*Stated task*
Keep only the lines of the data below that contain "name", and copy them.

*Data entries for graphics*
--------

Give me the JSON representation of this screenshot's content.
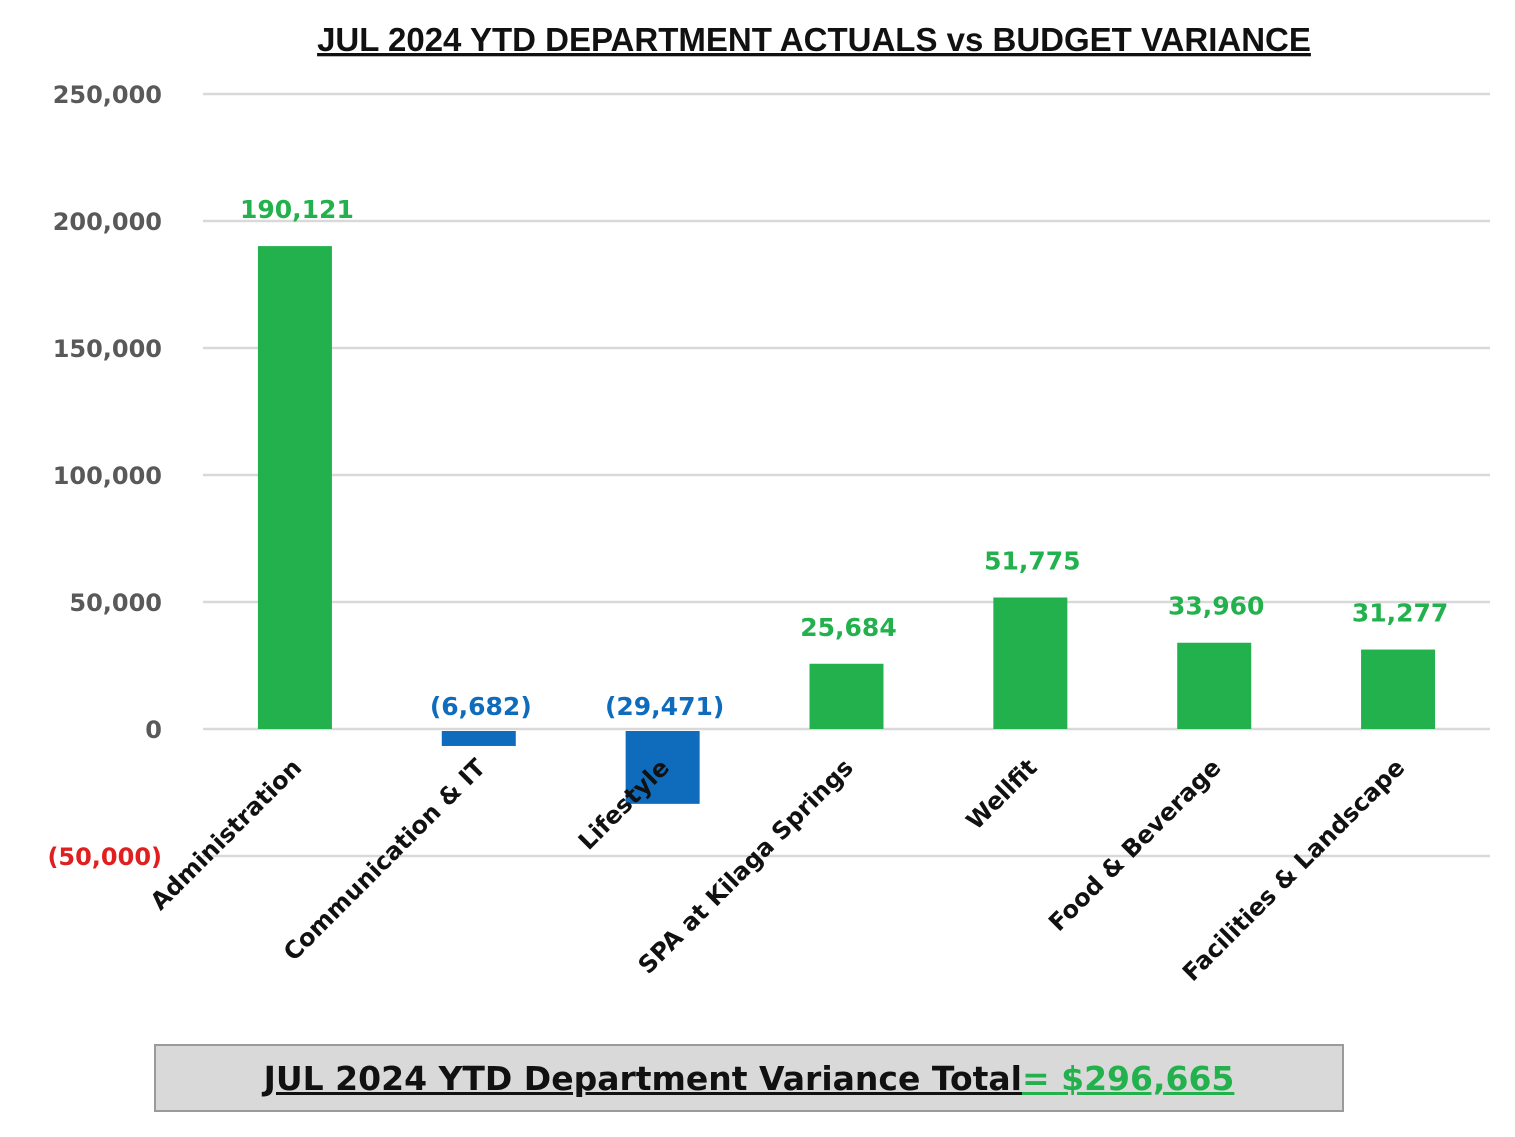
{
  "colors": {
    "positive": "#22b14c",
    "negative": "#0f6cbd",
    "negative_tick": "#e02020",
    "grid": "#d9d9d9"
  },
  "chart_data": {
    "type": "bar",
    "title": "JUL 2024 YTD DEPARTMENT ACTUALS vs BUDGET VARIANCE",
    "xlabel": "",
    "ylabel": "",
    "ylim": [
      -50000,
      250000
    ],
    "yticks": [
      250000,
      200000,
      150000,
      100000,
      50000,
      0,
      -50000
    ],
    "ytick_labels": [
      "250,000",
      "200,000",
      "150,000",
      "100,000",
      "50,000",
      "0",
      "(50,000)"
    ],
    "grid": true,
    "categories": [
      "Administration",
      "Communication & IT",
      "Lifestyle",
      "SPA at Kilaga Springs",
      "Wellfit",
      "Food & Beverage",
      "Facilities & Landscape"
    ],
    "values": [
      190121,
      -6682,
      -29471,
      25684,
      51775,
      33960,
      31277
    ],
    "data_labels": [
      "190,121",
      "(6,682)",
      "(29,471)",
      "25,684",
      "51,775",
      "33,960",
      "31,277"
    ]
  },
  "total": {
    "label": "JUL 2024 YTD Department Variance Total ",
    "value": "= $296,665"
  }
}
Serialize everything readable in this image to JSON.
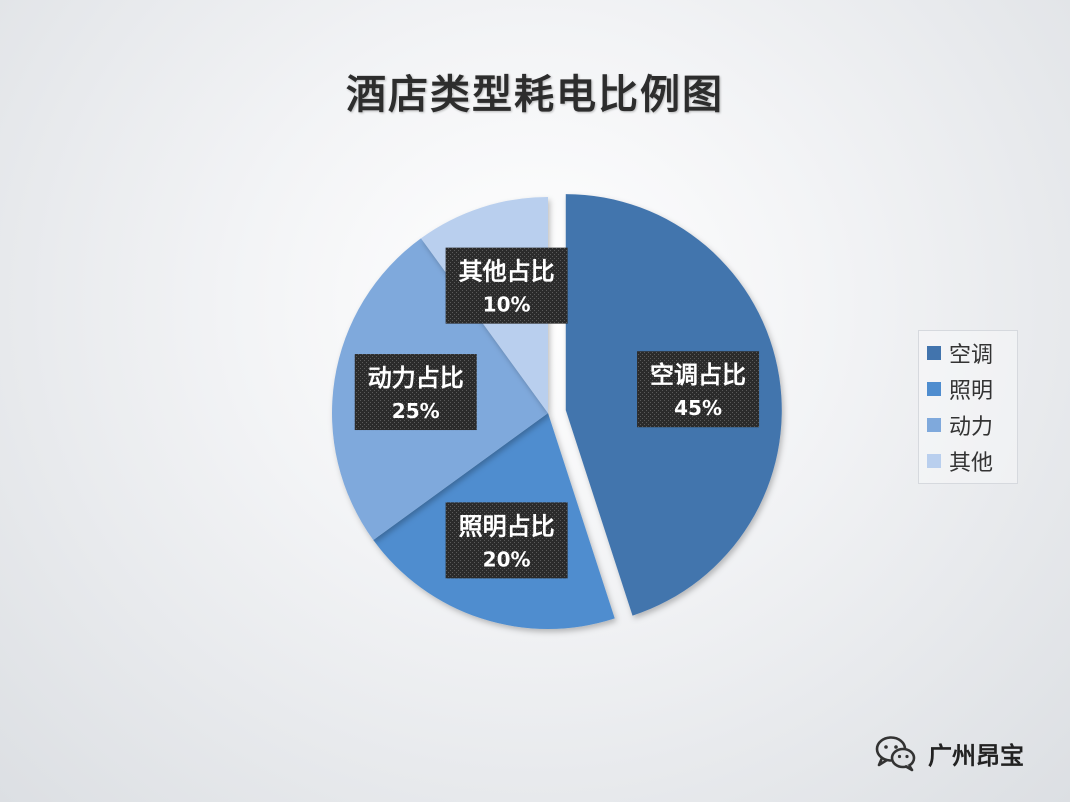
{
  "chart_data": {
    "type": "pie",
    "title": "酒店类型耗电比例图",
    "slices": [
      {
        "name": "空调",
        "value": 45,
        "data_label_line1": "空调占比",
        "data_label_line2": "45%",
        "color": "#4274AD",
        "exploded": true
      },
      {
        "name": "照明",
        "value": 20,
        "data_label_line1": "照明占比",
        "data_label_line2": "20%",
        "color": "#4F8DCF",
        "exploded": false
      },
      {
        "name": "动力",
        "value": 25,
        "data_label_line1": "动力占比",
        "data_label_line2": "25%",
        "color": "#7FA9DC",
        "exploded": false
      },
      {
        "name": "其他",
        "value": 10,
        "data_label_line1": "其他占比",
        "data_label_line2": "10%",
        "color": "#B9CFEE",
        "exploded": false
      }
    ],
    "legend_position": "right",
    "start_angle": "12 o'clock",
    "direction": "clockwise"
  },
  "watermark": {
    "icon": "wechat-icon",
    "text": "广州昂宝"
  }
}
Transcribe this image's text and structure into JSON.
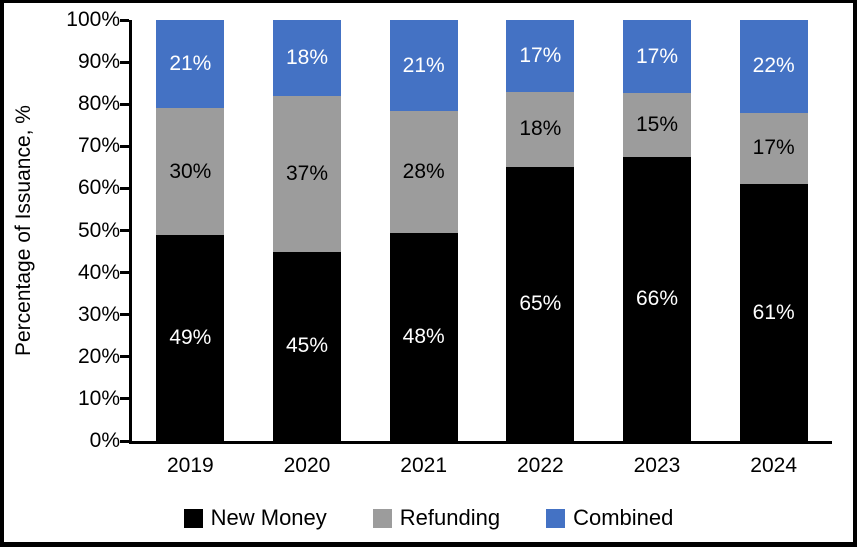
{
  "chart_data": {
    "type": "bar",
    "stacked": true,
    "title": "",
    "xlabel": "",
    "ylabel": "Percentage of Issuance, %",
    "ylim": [
      0,
      100
    ],
    "ytick_step": 10,
    "ytick_suffix": "%",
    "value_suffix": "%",
    "grid": false,
    "legend_position": "bottom",
    "categories": [
      "2019",
      "2020",
      "2021",
      "2022",
      "2023",
      "2024"
    ],
    "series": [
      {
        "name": "New Money",
        "color": "#000000",
        "label_color": "#ffffff",
        "values": [
          49,
          45,
          48,
          65,
          66,
          61
        ]
      },
      {
        "name": "Refunding",
        "color": "#9C9C9C",
        "label_color": "#000000",
        "values": [
          30,
          37,
          28,
          18,
          15,
          17
        ]
      },
      {
        "name": "Combined",
        "color": "#4472C4",
        "label_color": "#ffffff",
        "values": [
          21,
          18,
          21,
          17,
          17,
          22
        ]
      }
    ]
  }
}
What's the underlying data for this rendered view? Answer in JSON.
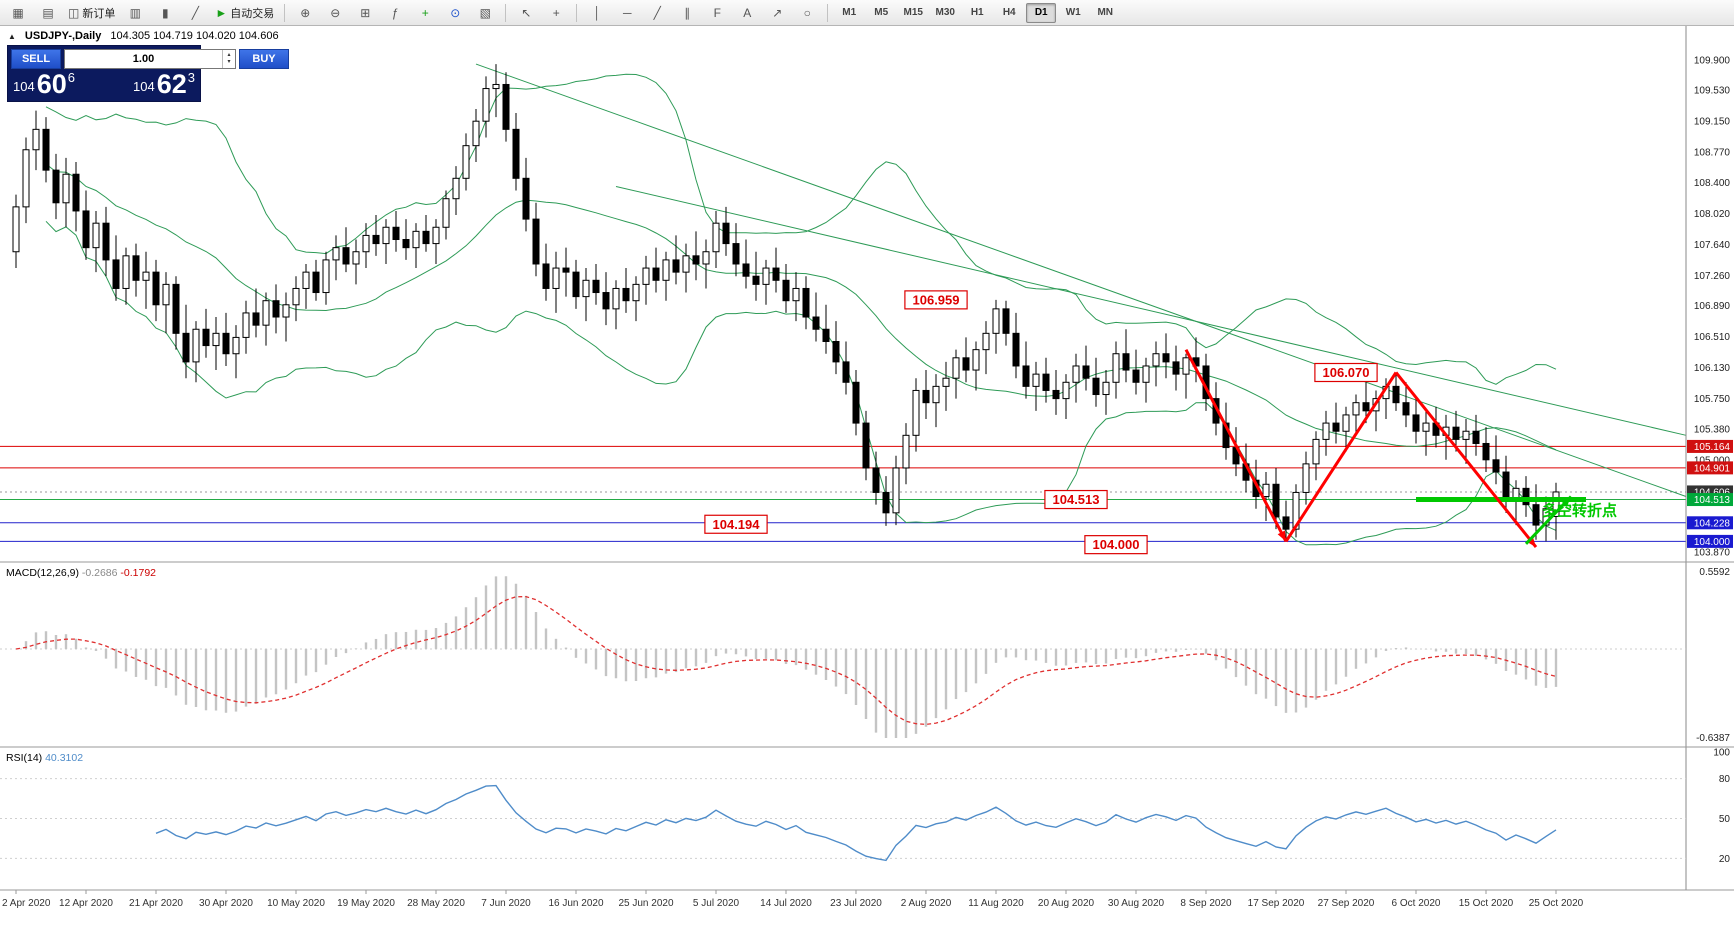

--------

*Reply*
        "name": "空调",
        "name": "照明",
        "name": "动力",
        "name": "其他",
        "name": "New Money",
        "name": "Refunding",
        "name": "Combined",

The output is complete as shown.